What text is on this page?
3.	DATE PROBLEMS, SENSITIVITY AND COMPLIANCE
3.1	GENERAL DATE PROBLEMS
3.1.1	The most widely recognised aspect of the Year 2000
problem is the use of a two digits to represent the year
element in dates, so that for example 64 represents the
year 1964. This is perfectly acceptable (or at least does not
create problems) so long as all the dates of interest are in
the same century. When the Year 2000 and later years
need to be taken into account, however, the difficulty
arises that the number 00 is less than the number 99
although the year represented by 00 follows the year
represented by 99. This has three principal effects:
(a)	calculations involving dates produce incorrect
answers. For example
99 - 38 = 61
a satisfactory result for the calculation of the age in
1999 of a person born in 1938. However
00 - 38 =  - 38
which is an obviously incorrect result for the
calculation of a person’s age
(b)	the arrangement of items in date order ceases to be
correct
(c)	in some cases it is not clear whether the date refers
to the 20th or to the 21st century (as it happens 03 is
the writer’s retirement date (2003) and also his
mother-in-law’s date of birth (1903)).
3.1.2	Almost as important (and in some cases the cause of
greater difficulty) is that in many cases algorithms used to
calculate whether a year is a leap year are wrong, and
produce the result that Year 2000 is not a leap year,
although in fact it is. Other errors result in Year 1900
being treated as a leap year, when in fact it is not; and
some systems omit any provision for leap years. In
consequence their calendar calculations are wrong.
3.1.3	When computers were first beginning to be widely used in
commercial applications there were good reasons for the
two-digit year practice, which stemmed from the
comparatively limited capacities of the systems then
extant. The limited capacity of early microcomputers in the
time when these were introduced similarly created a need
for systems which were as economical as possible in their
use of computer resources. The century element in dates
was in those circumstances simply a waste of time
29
○ ○ ○ ○ ○
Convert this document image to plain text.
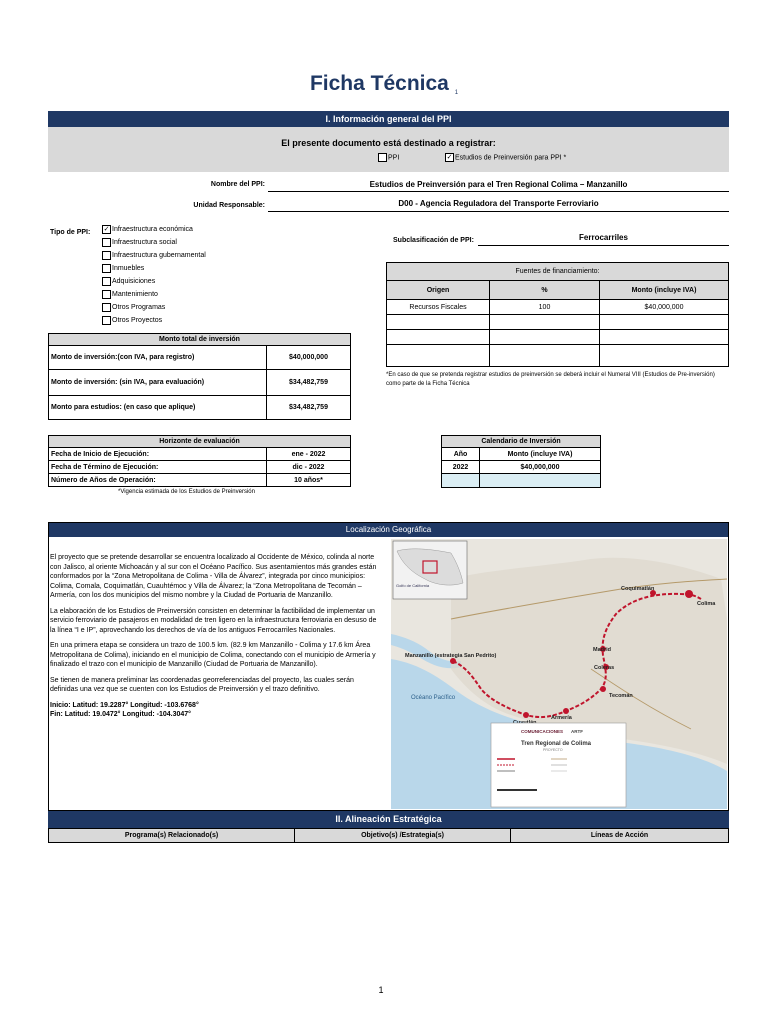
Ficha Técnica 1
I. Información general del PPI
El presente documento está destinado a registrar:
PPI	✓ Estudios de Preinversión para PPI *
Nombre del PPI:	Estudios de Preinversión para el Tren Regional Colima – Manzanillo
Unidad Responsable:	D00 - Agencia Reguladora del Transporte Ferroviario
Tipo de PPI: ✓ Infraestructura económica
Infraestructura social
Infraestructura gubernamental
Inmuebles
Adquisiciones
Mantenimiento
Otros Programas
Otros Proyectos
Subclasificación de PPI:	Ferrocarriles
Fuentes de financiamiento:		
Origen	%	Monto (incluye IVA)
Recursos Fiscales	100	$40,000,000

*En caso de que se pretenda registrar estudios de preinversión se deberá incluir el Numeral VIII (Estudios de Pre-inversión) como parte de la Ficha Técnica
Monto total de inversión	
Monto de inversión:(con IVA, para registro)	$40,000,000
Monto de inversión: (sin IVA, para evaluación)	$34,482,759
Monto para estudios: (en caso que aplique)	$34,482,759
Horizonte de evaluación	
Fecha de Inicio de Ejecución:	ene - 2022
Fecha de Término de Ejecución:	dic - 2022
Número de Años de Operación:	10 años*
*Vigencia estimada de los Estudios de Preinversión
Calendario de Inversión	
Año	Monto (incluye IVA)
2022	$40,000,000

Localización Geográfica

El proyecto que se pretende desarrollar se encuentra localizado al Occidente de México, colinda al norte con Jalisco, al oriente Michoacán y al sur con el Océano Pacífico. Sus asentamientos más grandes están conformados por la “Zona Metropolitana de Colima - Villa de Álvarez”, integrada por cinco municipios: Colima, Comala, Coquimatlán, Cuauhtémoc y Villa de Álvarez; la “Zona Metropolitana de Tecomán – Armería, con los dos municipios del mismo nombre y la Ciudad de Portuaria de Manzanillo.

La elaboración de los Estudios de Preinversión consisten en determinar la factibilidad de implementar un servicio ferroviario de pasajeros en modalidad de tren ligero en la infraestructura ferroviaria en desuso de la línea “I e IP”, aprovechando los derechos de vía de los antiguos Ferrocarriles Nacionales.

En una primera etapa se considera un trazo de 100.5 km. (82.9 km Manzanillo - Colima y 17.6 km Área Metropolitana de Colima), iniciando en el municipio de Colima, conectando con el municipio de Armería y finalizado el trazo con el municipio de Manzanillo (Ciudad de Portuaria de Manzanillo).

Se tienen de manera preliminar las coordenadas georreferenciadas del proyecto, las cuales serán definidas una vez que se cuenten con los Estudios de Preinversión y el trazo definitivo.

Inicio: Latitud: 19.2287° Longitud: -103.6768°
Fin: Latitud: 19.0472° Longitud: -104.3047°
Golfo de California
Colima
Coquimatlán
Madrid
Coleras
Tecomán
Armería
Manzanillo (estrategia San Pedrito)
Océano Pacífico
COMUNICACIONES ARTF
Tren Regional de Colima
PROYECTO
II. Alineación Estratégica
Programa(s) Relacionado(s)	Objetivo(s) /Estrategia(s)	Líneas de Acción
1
○ ○ ○ ○ ○
- [Directions for this task]
In the listing, find each line with the string "Portuaria" and copy it.

- [Solution to this task]
El proyecto que se pretende desarrollar se encuentra localizado al Occidente de México, colinda al norte con Jalisco, al oriente Michoacán y al sur con el Océano Pacífico. Sus asentamientos más grandes están conformados por la “Zona Metropolitana de Colima - Villa de Álvarez”, integrada por cinco municipios: Colima, Comala, Coquimatlán, Cuauhtémoc y Villa de Álvarez; la “Zona Metropolitana de Tecomán – Armería, con los dos municipios del mismo nombre y la Ciudad de Portuaria de Manzanillo.
En una primera etapa se considera un trazo de 100.5 km. (82.9 km Manzanillo - Colima y 17.6 km Área Metropolitana de Colima), iniciando en el municipio de Colima, conectando con el municipio de Armería y finalizado el trazo con el municipio de Manzanillo (Ciudad de Portuaria de Manzanillo).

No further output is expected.